Stored data entries

***

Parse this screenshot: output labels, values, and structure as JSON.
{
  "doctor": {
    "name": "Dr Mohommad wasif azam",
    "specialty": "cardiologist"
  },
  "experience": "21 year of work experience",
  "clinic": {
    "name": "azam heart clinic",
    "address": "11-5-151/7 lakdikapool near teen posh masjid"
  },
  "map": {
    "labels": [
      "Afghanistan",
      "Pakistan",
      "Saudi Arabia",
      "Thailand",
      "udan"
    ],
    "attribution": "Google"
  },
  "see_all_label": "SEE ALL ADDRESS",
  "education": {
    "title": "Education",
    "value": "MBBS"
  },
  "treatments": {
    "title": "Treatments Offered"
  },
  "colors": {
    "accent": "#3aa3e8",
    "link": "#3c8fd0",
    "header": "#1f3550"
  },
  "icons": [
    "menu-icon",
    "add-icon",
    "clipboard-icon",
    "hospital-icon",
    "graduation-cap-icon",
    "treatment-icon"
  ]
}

***

#### SET PROBLEM:
Return all lines containing "labels".

#### WRITTEN ANSWER:
Parse this screenshot: output labels, values, and structure as JSON.
    "labels": [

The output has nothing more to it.